Given exercise → Transcribe every line exactly. Leave the pictures behind.

Materials provided →
======

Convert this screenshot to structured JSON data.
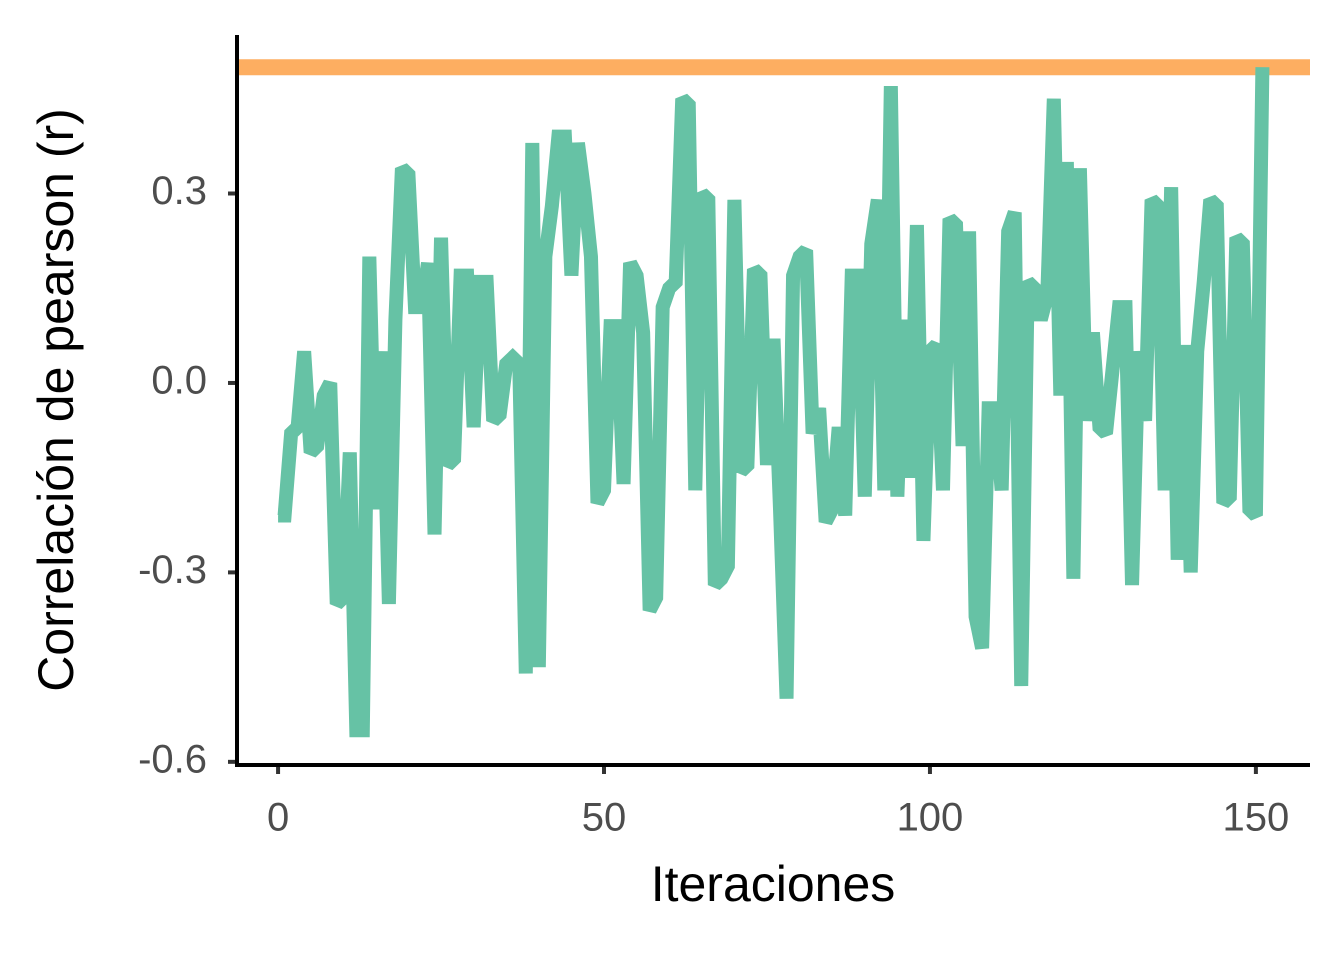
{
  "chart_data": {
    "type": "line",
    "xlabel": "Iteraciones",
    "ylabel": "Correlación de pearson (r)",
    "x": [
      0,
      1,
      2,
      3,
      4,
      5,
      6,
      7,
      8,
      9,
      10,
      11,
      12,
      13,
      14,
      15,
      16,
      17,
      18,
      19,
      20,
      21,
      22,
      23,
      24,
      25,
      26,
      27,
      28,
      29,
      30,
      31,
      32,
      33,
      34,
      35,
      36,
      37,
      38,
      39,
      40,
      41,
      42,
      43,
      44,
      45,
      46,
      47,
      48,
      49,
      50,
      51,
      52,
      53,
      54,
      55,
      56,
      57,
      58,
      59,
      60,
      61,
      62,
      63,
      64,
      65,
      66,
      67,
      68,
      69,
      70,
      71,
      72,
      73,
      74,
      75,
      76,
      77,
      78,
      79,
      80,
      81,
      82,
      83,
      84,
      85,
      86,
      87,
      88,
      89,
      90,
      91,
      92,
      93,
      94,
      95,
      96,
      97,
      98,
      99,
      100,
      101,
      102,
      103,
      104,
      105,
      106,
      107,
      108,
      109,
      110,
      111,
      112,
      113,
      114,
      115,
      116,
      117,
      118,
      119,
      120,
      121,
      122,
      123,
      124,
      125,
      126,
      127,
      128,
      129,
      130,
      131,
      132,
      133,
      134,
      135,
      136,
      137,
      138,
      139,
      140,
      141,
      142,
      143,
      144,
      145,
      146,
      147,
      148,
      149,
      150,
      151
    ],
    "series": [
      {
        "color": "#66c2a5",
        "values": [
          -0.21,
          -0.21,
          -0.08,
          -0.07,
          0.05,
          -0.11,
          -0.1,
          -0.02,
          0.0,
          -0.35,
          -0.34,
          -0.11,
          -0.55,
          -0.55,
          0.2,
          -0.2,
          0.05,
          -0.35,
          0.1,
          0.34,
          0.33,
          0.12,
          0.12,
          0.19,
          -0.24,
          0.23,
          -0.13,
          -0.12,
          0.17,
          0.17,
          -0.07,
          0.16,
          0.16,
          -0.06,
          -0.05,
          0.03,
          0.04,
          0.03,
          -0.46,
          0.38,
          -0.45,
          0.2,
          0.28,
          0.39,
          0.39,
          0.17,
          0.38,
          0.3,
          0.2,
          -0.19,
          -0.17,
          0.09,
          0.09,
          -0.16,
          0.19,
          0.17,
          0.08,
          -0.36,
          -0.34,
          0.12,
          0.15,
          0.16,
          0.45,
          0.44,
          -0.17,
          0.3,
          0.29,
          -0.32,
          -0.31,
          -0.29,
          0.29,
          -0.14,
          -0.13,
          0.18,
          0.17,
          -0.13,
          0.07,
          -0.2,
          -0.5,
          0.17,
          0.2,
          0.21,
          -0.08,
          -0.04,
          -0.22,
          -0.2,
          -0.07,
          -0.21,
          0.17,
          0.17,
          -0.18,
          0.22,
          0.29,
          -0.17,
          0.47,
          -0.18,
          0.1,
          -0.15,
          0.25,
          -0.25,
          0.05,
          0.06,
          -0.17,
          0.26,
          0.25,
          -0.1,
          0.24,
          -0.37,
          -0.42,
          -0.04,
          -0.04,
          -0.17,
          0.24,
          0.27,
          -0.48,
          0.16,
          0.15,
          0.1,
          0.14,
          0.45,
          -0.02,
          0.35,
          -0.31,
          0.34,
          -0.06,
          0.08,
          -0.07,
          -0.08,
          0.02,
          0.12,
          0.12,
          -0.32,
          0.05,
          -0.06,
          0.29,
          0.28,
          -0.17,
          0.31,
          -0.28,
          0.06,
          -0.3,
          0.05,
          0.16,
          0.29,
          0.28,
          -0.19,
          -0.18,
          0.23,
          0.22,
          -0.2,
          -0.21,
          0.5
        ]
      }
    ],
    "reference_line": {
      "value": 0.5,
      "color": "#fdae61"
    },
    "xlim": [
      -6.3,
      158.3
    ],
    "ylim": [
      -0.605,
      0.551
    ],
    "xticks": [
      0,
      50,
      100,
      150
    ],
    "yticks": [
      {
        "value": 0.3,
        "label": "0.3"
      },
      {
        "value": 0.0,
        "label": "0.0"
      },
      {
        "value": -0.3,
        "label": "-0.3"
      },
      {
        "value": -0.6,
        "label": "-0.6"
      }
    ]
  }
}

======

Completed task →
Convert this screenshot to structured JSON data.
{
  "chart_data": {
    "type": "line",
    "xlabel": "Iteraciones",
    "ylabel": "Correlación de pearson (r)",
    "x": [
      0,
      1,
      2,
      3,
      4,
      5,
      6,
      7,
      8,
      9,
      10,
      11,
      12,
      13,
      14,
      15,
      16,
      17,
      18,
      19,
      20,
      21,
      22,
      23,
      24,
      25,
      26,
      27,
      28,
      29,
      30,
      31,
      32,
      33,
      34,
      35,
      36,
      37,
      38,
      39,
      40,
      41,
      42,
      43,
      44,
      45,
      46,
      47,
      48,
      49,
      50,
      51,
      52,
      53,
      54,
      55,
      56,
      57,
      58,
      59,
      60,
      61,
      62,
      63,
      64,
      65,
      66,
      67,
      68,
      69,
      70,
      71,
      72,
      73,
      74,
      75,
      76,
      77,
      78,
      79,
      80,
      81,
      82,
      83,
      84,
      85,
      86,
      87,
      88,
      89,
      90,
      91,
      92,
      93,
      94,
      95,
      96,
      97,
      98,
      99,
      100,
      101,
      102,
      103,
      104,
      105,
      106,
      107,
      108,
      109,
      110,
      111,
      112,
      113,
      114,
      115,
      116,
      117,
      118,
      119,
      120,
      121,
      122,
      123,
      124,
      125,
      126,
      127,
      128,
      129,
      130,
      131,
      132,
      133,
      134,
      135,
      136,
      137,
      138,
      139,
      140,
      141,
      142,
      143,
      144,
      145,
      146,
      147,
      148,
      149,
      150,
      151
    ],
    "series": [
      {
        "color": "#66c2a5",
        "values": [
          -0.21,
          -0.21,
          -0.08,
          -0.07,
          0.05,
          -0.11,
          -0.1,
          -0.02,
          0.0,
          -0.35,
          -0.34,
          -0.11,
          -0.55,
          -0.55,
          0.2,
          -0.2,
          0.05,
          -0.35,
          0.1,
          0.34,
          0.33,
          0.12,
          0.12,
          0.19,
          -0.24,
          0.23,
          -0.13,
          -0.12,
          0.17,
          0.17,
          -0.07,
          0.16,
          0.16,
          -0.06,
          -0.05,
          0.03,
          0.04,
          0.03,
          -0.46,
          0.38,
          -0.45,
          0.2,
          0.28,
          0.39,
          0.39,
          0.17,
          0.38,
          0.3,
          0.2,
          -0.19,
          -0.17,
          0.09,
          0.09,
          -0.16,
          0.19,
          0.17,
          0.08,
          -0.36,
          -0.34,
          0.12,
          0.15,
          0.16,
          0.45,
          0.44,
          -0.17,
          0.3,
          0.29,
          -0.32,
          -0.31,
          -0.29,
          0.29,
          -0.14,
          -0.13,
          0.18,
          0.17,
          -0.13,
          0.07,
          -0.2,
          -0.5,
          0.17,
          0.2,
          0.21,
          -0.08,
          -0.04,
          -0.22,
          -0.2,
          -0.07,
          -0.21,
          0.17,
          0.17,
          -0.18,
          0.22,
          0.29,
          -0.17,
          0.47,
          -0.18,
          0.1,
          -0.15,
          0.25,
          -0.25,
          0.05,
          0.06,
          -0.17,
          0.26,
          0.25,
          -0.1,
          0.24,
          -0.37,
          -0.42,
          -0.04,
          -0.04,
          -0.17,
          0.24,
          0.27,
          -0.48,
          0.16,
          0.15,
          0.1,
          0.14,
          0.45,
          -0.02,
          0.35,
          -0.31,
          0.34,
          -0.06,
          0.08,
          -0.07,
          -0.08,
          0.02,
          0.12,
          0.12,
          -0.32,
          0.05,
          -0.06,
          0.29,
          0.28,
          -0.17,
          0.31,
          -0.28,
          0.06,
          -0.3,
          0.05,
          0.16,
          0.29,
          0.28,
          -0.19,
          -0.18,
          0.23,
          0.22,
          -0.2,
          -0.21,
          0.5
        ]
      }
    ],
    "reference_line": {
      "value": 0.5,
      "color": "#fdae61"
    },
    "xlim": [
      -6.3,
      158.3
    ],
    "ylim": [
      -0.605,
      0.551
    ],
    "xticks": [
      0,
      50,
      100,
      150
    ],
    "yticks": [
      {
        "value": 0.3,
        "label": "0.3"
      },
      {
        "value": 0.0,
        "label": "0.0"
      },
      {
        "value": -0.3,
        "label": "-0.3"
      },
      {
        "value": -0.6,
        "label": "-0.6"
      }
    ]
  }
}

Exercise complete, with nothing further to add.